→ **EXERCISE OBJECTIVE**
Print the data once more, exactly as given. Drop the pictures.

→ **Transcript data for document pages**
• • •

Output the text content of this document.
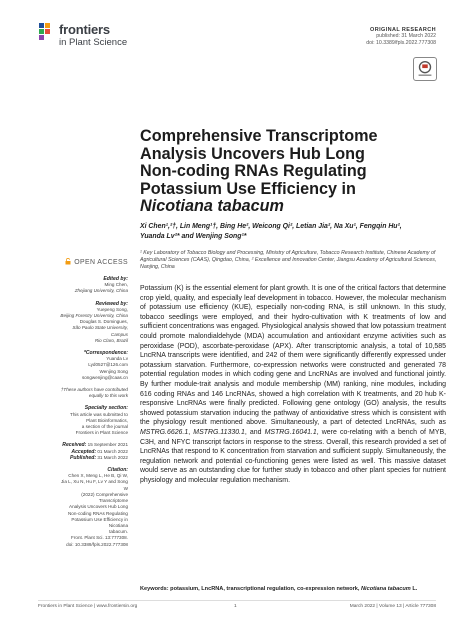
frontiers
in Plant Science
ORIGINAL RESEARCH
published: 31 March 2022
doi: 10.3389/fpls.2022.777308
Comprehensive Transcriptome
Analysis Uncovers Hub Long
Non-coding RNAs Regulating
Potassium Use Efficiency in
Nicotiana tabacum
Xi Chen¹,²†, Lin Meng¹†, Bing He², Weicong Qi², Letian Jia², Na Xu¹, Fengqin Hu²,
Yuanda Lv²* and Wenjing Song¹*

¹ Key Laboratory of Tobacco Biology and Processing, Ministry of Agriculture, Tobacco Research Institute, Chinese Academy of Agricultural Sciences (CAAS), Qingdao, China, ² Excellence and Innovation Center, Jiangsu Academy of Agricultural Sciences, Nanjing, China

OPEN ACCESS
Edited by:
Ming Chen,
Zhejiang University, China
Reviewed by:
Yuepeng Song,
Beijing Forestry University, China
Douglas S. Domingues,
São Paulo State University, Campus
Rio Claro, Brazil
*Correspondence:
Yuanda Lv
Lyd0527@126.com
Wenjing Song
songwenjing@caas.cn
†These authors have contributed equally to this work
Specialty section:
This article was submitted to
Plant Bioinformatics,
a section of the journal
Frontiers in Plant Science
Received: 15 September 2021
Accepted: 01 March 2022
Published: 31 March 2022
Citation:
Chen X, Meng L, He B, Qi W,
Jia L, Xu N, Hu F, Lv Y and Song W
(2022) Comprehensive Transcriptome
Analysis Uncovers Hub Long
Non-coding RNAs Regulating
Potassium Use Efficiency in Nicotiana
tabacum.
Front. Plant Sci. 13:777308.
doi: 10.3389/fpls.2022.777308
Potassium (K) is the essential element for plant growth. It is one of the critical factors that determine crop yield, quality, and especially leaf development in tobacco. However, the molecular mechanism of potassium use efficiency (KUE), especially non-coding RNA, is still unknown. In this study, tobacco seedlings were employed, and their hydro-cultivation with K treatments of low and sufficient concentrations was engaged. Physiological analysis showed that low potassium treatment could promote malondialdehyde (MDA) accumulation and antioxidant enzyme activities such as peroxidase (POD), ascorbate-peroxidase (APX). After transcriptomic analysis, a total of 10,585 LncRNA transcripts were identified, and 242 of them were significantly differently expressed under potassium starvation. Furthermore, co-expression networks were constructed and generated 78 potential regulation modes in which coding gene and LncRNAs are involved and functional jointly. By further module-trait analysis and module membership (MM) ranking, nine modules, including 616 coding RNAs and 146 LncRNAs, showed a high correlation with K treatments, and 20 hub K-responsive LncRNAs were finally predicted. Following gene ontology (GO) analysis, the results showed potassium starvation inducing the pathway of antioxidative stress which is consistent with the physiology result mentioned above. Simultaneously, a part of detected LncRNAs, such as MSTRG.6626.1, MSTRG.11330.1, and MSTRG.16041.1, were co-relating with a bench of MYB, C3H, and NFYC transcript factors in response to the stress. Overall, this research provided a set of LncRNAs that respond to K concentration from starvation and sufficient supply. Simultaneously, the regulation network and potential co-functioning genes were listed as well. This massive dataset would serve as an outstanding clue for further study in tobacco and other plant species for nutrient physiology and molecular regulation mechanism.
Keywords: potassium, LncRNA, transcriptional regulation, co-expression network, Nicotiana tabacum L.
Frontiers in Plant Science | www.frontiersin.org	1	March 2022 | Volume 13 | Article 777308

• • •

→ **RESULT OF THIS TASK**
Output the text content of this document.
frontiers
in Plant Science
ORIGINAL RESEARCH
published: 31 March 2022
doi: 10.3389/fpls.2022.777308
Comprehensive Transcriptome
Analysis Uncovers Hub Long
Non-coding RNAs Regulating
Potassium Use Efficiency in
Nicotiana tabacum
Xi Chen¹,²†, Lin Meng¹†, Bing He², Weicong Qi², Letian Jia², Na Xu¹, Fengqin Hu²,
Yuanda Lv²* and Wenjing Song¹*

¹ Key Laboratory of Tobacco Biology and Processing, Ministry of Agriculture, Tobacco Research Institute, Chinese Academy of Agricultural Sciences (CAAS), Qingdao, China, ² Excellence and Innovation Center, Jiangsu Academy of Agricultural Sciences, Nanjing, China

OPEN ACCESS
Edited by:
Ming Chen,
Zhejiang University, China
Reviewed by:
Yuepeng Song,
Beijing Forestry University, China
Douglas S. Domingues,
São Paulo State University, Campus
Rio Claro, Brazil
*Correspondence:
Yuanda Lv
Lyd0527@126.com
Wenjing Song
songwenjing@caas.cn
†These authors have contributed equally to this work
Specialty section:
This article was submitted to
Plant Bioinformatics,
a section of the journal
Frontiers in Plant Science
Received: 15 September 2021
Accepted: 01 March 2022
Published: 31 March 2022
Citation:
Chen X, Meng L, He B, Qi W,
Jia L, Xu N, Hu F, Lv Y and Song W
(2022) Comprehensive Transcriptome
Analysis Uncovers Hub Long
Non-coding RNAs Regulating
Potassium Use Efficiency in Nicotiana
tabacum.
Front. Plant Sci. 13:777308.
doi: 10.3389/fpls.2022.777308
Potassium (K) is the essential element for plant growth. It is one of the critical factors that determine crop yield, quality, and especially leaf development in tobacco. However, the molecular mechanism of potassium use efficiency (KUE), especially non-coding RNA, is still unknown. In this study, tobacco seedlings were employed, and their hydro-cultivation with K treatments of low and sufficient concentrations was engaged. Physiological analysis showed that low potassium treatment could promote malondialdehyde (MDA) accumulation and antioxidant enzyme activities such as peroxidase (POD), ascorbate-peroxidase (APX). After transcriptomic analysis, a total of 10,585 LncRNA transcripts were identified, and 242 of them were significantly differently expressed under potassium starvation. Furthermore, co-expression networks were constructed and generated 78 potential regulation modes in which coding gene and LncRNAs are involved and functional jointly. By further module-trait analysis and module membership (MM) ranking, nine modules, including 616 coding RNAs and 146 LncRNAs, showed a high correlation with K treatments, and 20 hub K-responsive LncRNAs were finally predicted. Following gene ontology (GO) analysis, the results showed potassium starvation inducing the pathway of antioxidative stress which is consistent with the physiology result mentioned above. Simultaneously, a part of detected LncRNAs, such as MSTRG.6626.1, MSTRG.11330.1, and MSTRG.16041.1, were co-relating with a bench of MYB, C3H, and NFYC transcript factors in response to the stress. Overall, this research provided a set of LncRNAs that respond to K concentration from starvation and sufficient supply. Simultaneously, the regulation network and potential co-functioning genes were listed as well. This massive dataset would serve as an outstanding clue for further study in tobacco and other plant species for nutrient physiology and molecular regulation mechanism.
Keywords: potassium, LncRNA, transcriptional regulation, co-expression network, Nicotiana tabacum L.
Frontiers in Plant Science | www.frontiersin.org	1	March 2022 | Volume 13 | Article 777308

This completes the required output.